> [Instructions for the task]: Below are records; count the lines that contain "swam" and give only the total.

─── Given records

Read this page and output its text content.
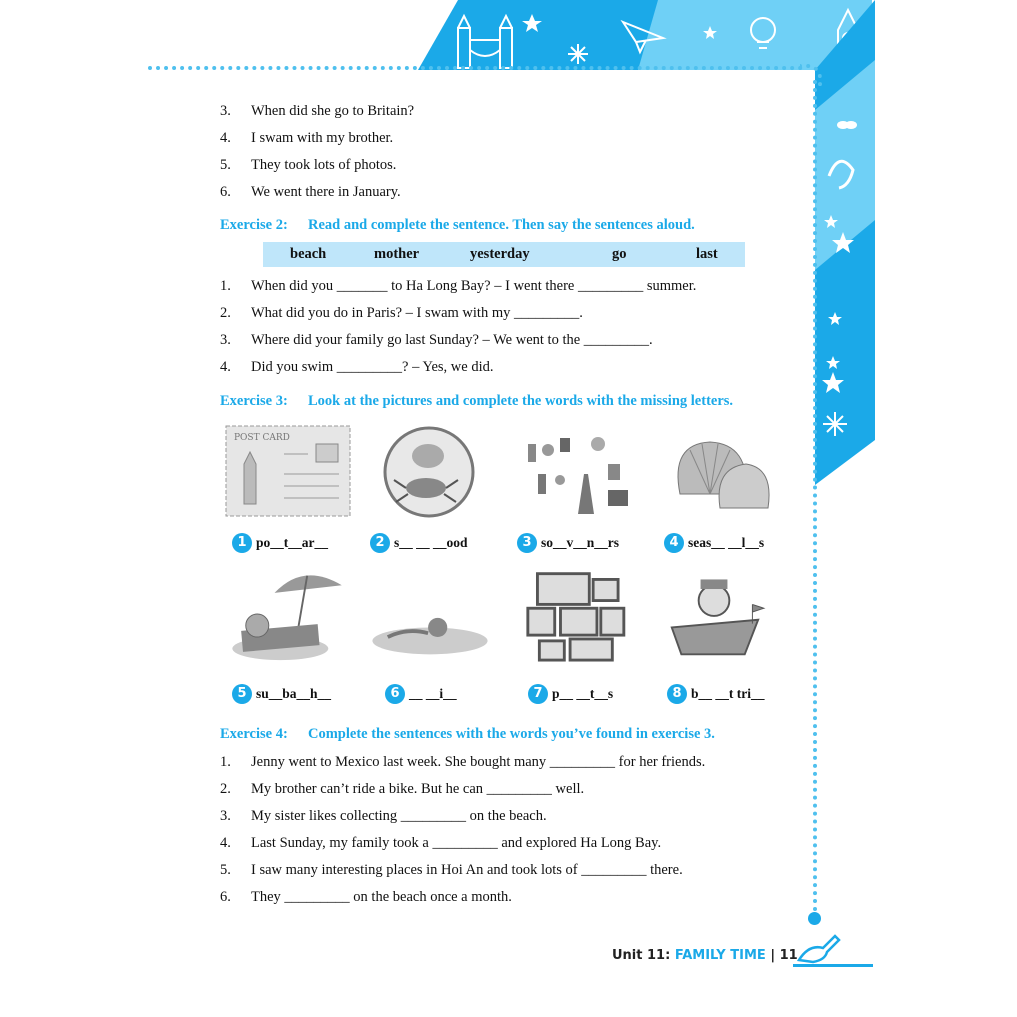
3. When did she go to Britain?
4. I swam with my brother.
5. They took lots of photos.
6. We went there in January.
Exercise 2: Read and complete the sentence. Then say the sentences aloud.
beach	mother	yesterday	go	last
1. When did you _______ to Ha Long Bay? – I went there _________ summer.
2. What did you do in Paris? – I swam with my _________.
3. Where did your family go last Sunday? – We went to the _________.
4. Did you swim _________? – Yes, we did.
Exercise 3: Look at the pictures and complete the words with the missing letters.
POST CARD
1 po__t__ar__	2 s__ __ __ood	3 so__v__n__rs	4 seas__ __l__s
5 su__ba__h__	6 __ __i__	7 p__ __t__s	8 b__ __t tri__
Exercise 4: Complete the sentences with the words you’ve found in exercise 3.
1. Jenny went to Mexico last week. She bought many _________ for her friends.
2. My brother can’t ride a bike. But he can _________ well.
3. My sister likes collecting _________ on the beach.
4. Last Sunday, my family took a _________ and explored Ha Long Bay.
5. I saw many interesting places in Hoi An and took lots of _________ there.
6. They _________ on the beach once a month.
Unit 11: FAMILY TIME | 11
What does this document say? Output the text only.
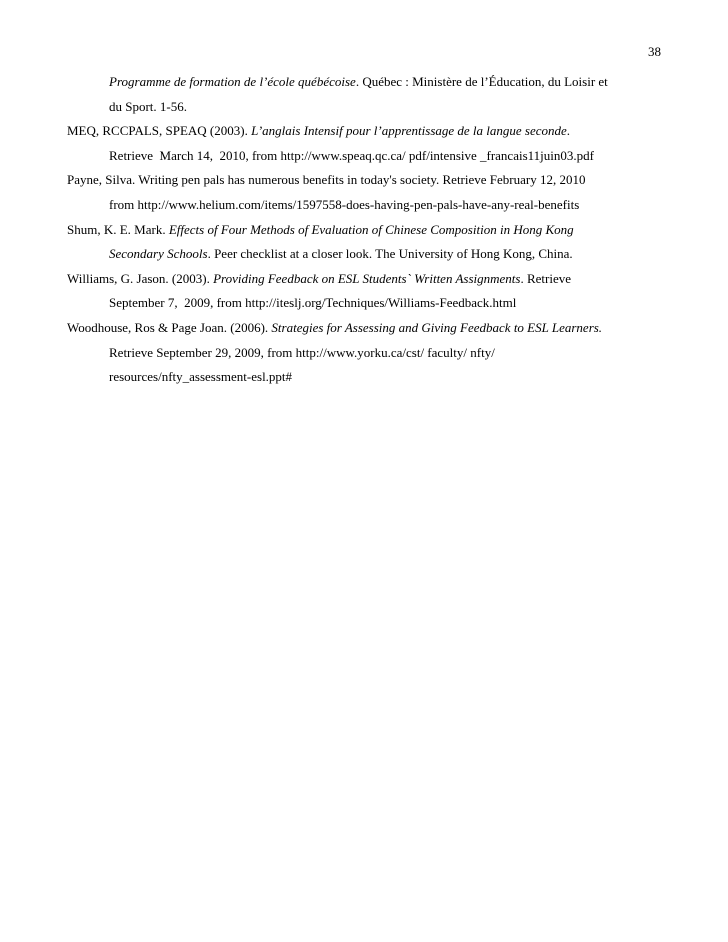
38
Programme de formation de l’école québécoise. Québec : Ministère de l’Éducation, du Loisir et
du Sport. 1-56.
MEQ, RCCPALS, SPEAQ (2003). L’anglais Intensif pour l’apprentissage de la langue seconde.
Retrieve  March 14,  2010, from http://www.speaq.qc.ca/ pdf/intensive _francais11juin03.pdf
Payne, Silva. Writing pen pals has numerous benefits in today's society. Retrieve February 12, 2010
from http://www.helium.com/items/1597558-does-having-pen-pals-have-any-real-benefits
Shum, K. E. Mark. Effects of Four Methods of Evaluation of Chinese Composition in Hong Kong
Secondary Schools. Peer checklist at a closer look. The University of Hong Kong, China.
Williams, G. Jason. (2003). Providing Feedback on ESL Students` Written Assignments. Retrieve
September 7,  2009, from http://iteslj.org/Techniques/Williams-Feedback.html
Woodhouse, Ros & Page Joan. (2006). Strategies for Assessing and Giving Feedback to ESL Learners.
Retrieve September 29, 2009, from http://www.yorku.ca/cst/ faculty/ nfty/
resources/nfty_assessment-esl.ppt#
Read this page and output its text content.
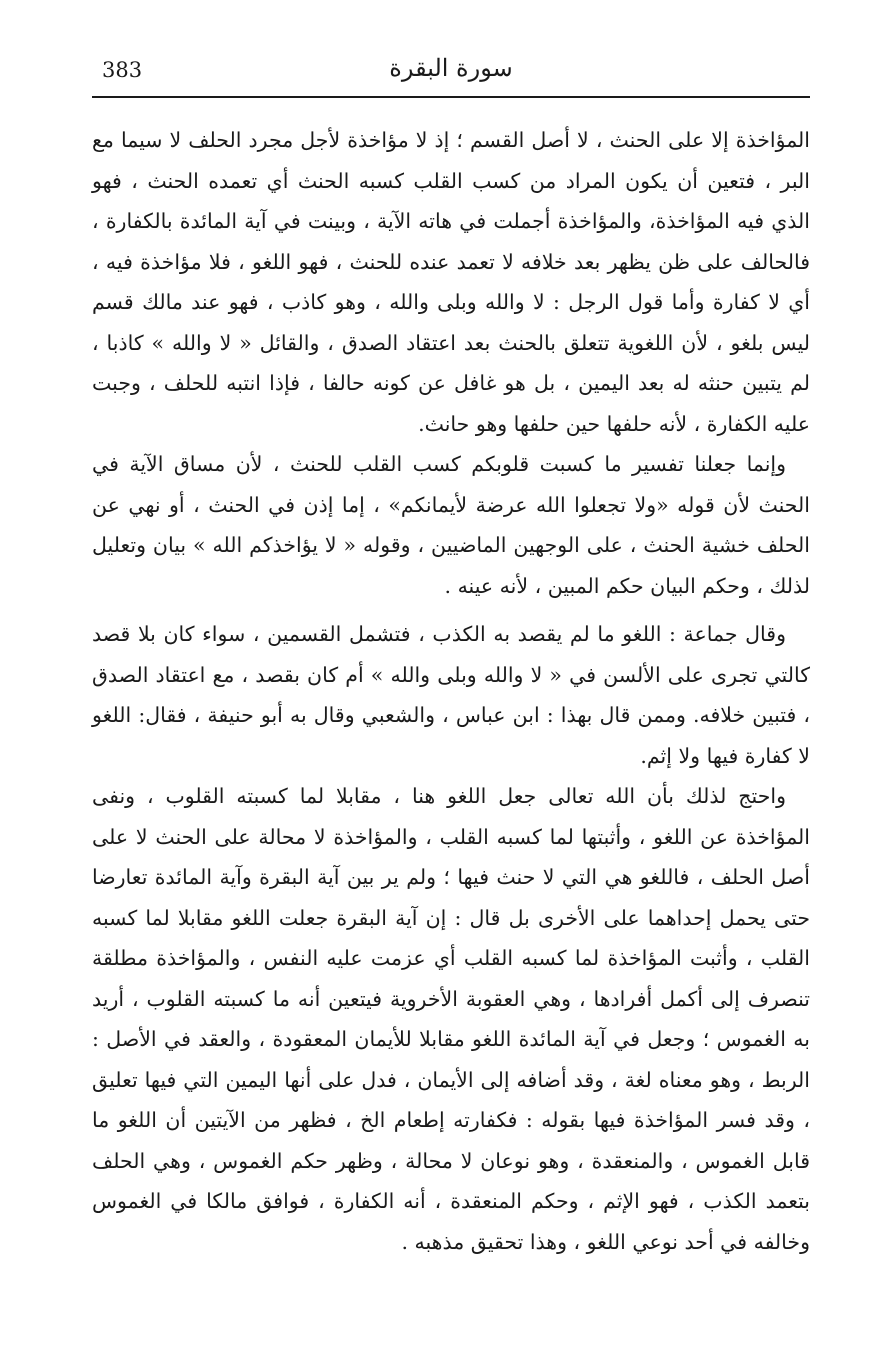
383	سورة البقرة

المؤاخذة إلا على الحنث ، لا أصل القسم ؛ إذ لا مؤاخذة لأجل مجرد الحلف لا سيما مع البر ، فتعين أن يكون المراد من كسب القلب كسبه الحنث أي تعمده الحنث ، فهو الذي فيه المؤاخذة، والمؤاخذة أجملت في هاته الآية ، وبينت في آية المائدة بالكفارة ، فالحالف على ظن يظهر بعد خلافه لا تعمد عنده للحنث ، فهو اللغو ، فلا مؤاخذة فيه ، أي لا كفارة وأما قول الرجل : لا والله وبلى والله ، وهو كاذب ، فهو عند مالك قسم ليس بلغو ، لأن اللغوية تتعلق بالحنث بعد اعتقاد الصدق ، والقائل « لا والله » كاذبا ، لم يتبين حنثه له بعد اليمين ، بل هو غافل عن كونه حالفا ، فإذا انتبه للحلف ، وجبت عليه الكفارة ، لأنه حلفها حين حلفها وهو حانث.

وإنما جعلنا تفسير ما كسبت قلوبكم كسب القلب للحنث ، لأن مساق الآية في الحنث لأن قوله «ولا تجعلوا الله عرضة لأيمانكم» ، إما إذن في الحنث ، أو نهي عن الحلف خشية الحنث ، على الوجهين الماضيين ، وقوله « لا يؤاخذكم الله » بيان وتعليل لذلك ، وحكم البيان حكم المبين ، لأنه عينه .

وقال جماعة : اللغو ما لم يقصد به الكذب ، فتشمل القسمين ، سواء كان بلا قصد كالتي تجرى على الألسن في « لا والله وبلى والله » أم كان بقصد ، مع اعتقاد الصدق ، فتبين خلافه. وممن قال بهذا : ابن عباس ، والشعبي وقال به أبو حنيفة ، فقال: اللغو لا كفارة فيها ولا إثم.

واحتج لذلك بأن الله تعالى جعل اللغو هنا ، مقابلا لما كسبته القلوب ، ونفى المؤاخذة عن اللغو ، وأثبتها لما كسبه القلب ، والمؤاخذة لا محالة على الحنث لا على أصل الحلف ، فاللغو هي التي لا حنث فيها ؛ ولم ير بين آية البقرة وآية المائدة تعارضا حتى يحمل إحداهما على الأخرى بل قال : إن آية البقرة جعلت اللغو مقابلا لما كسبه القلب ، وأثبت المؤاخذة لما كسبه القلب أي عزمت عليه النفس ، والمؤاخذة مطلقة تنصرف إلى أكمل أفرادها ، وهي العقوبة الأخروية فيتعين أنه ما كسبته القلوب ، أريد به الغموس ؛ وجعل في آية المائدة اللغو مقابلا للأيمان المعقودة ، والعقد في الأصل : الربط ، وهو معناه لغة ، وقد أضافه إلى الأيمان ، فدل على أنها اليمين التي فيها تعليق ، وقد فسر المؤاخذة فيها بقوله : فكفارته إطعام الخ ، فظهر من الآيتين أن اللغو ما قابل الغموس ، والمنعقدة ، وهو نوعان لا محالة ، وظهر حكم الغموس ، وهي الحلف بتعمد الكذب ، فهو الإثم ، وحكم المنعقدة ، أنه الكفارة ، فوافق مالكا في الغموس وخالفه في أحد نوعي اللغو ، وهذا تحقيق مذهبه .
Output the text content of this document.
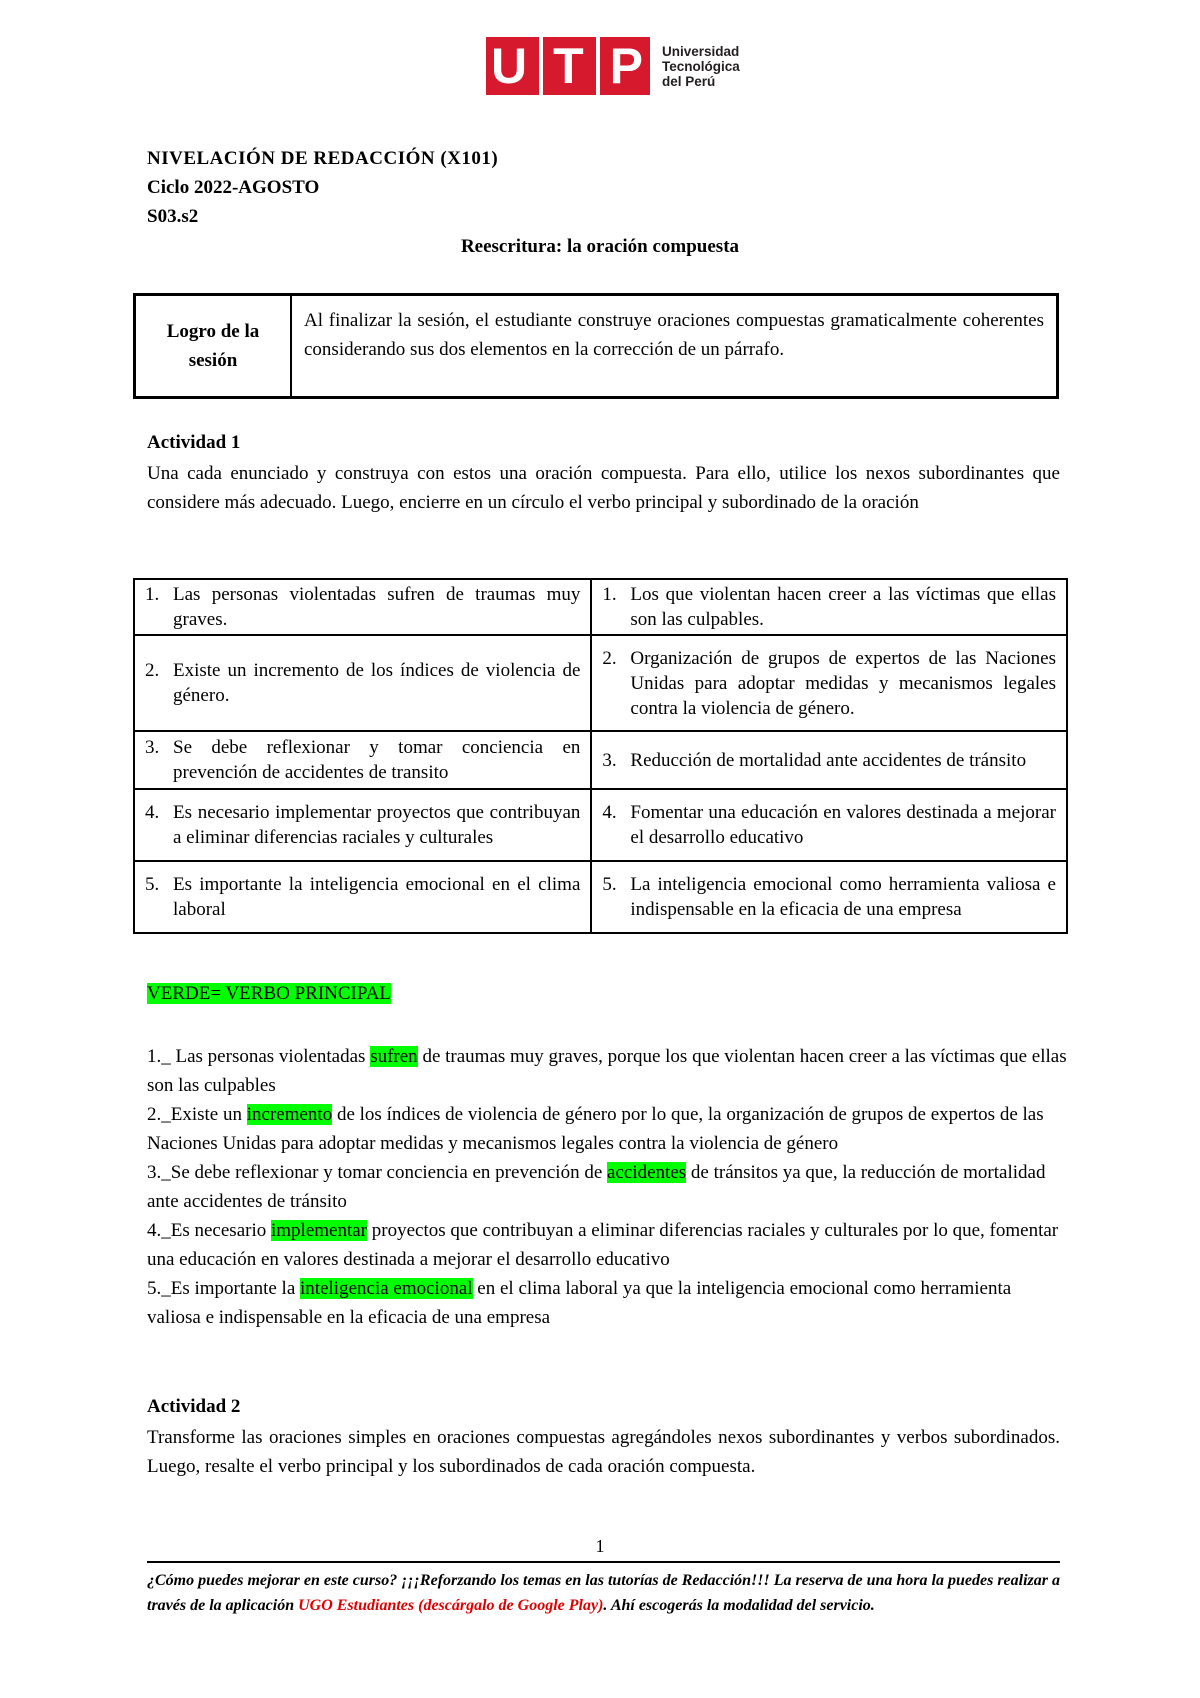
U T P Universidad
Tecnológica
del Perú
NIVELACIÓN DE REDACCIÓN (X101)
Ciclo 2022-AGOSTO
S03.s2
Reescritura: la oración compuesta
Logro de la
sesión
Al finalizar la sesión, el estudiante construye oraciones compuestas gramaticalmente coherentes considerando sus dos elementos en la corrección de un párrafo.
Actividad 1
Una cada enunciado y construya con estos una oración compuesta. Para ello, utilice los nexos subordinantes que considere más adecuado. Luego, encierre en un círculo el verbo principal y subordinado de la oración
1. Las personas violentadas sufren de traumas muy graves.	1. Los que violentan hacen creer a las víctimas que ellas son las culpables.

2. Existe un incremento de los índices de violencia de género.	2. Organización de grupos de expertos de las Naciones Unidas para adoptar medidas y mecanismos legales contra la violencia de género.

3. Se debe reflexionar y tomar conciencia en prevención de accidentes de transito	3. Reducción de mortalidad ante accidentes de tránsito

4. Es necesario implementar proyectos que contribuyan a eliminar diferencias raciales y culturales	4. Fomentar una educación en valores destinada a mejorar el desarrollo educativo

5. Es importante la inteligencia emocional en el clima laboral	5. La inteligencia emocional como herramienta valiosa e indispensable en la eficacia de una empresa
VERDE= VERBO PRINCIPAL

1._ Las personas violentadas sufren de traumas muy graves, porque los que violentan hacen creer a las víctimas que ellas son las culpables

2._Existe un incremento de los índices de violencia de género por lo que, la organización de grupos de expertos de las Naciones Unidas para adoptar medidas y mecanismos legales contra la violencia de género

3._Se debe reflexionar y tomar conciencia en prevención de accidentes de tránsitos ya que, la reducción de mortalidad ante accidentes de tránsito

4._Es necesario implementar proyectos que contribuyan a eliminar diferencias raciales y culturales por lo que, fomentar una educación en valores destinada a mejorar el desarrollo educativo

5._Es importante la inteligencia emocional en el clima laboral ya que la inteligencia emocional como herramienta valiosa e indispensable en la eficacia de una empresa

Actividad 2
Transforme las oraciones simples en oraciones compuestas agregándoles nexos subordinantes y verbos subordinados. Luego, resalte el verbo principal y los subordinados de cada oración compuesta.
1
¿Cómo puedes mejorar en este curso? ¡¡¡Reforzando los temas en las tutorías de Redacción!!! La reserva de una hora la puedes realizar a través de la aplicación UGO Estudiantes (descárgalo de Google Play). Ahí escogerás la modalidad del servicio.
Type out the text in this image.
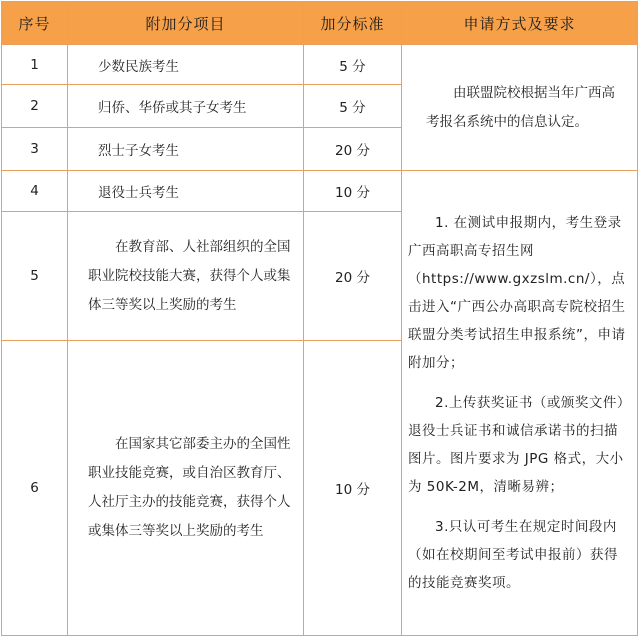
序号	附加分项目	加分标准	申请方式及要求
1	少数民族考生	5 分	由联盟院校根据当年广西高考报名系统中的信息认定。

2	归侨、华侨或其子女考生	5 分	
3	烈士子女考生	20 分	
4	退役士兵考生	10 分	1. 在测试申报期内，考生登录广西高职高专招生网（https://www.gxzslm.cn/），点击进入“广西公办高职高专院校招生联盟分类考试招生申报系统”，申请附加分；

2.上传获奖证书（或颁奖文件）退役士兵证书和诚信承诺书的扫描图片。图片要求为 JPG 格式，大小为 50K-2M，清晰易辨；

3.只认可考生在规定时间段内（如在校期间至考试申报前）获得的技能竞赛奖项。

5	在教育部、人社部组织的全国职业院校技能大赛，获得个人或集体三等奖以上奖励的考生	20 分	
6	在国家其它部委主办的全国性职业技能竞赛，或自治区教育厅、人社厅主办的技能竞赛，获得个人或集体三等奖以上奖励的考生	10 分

──────

> [Worked solution]: 2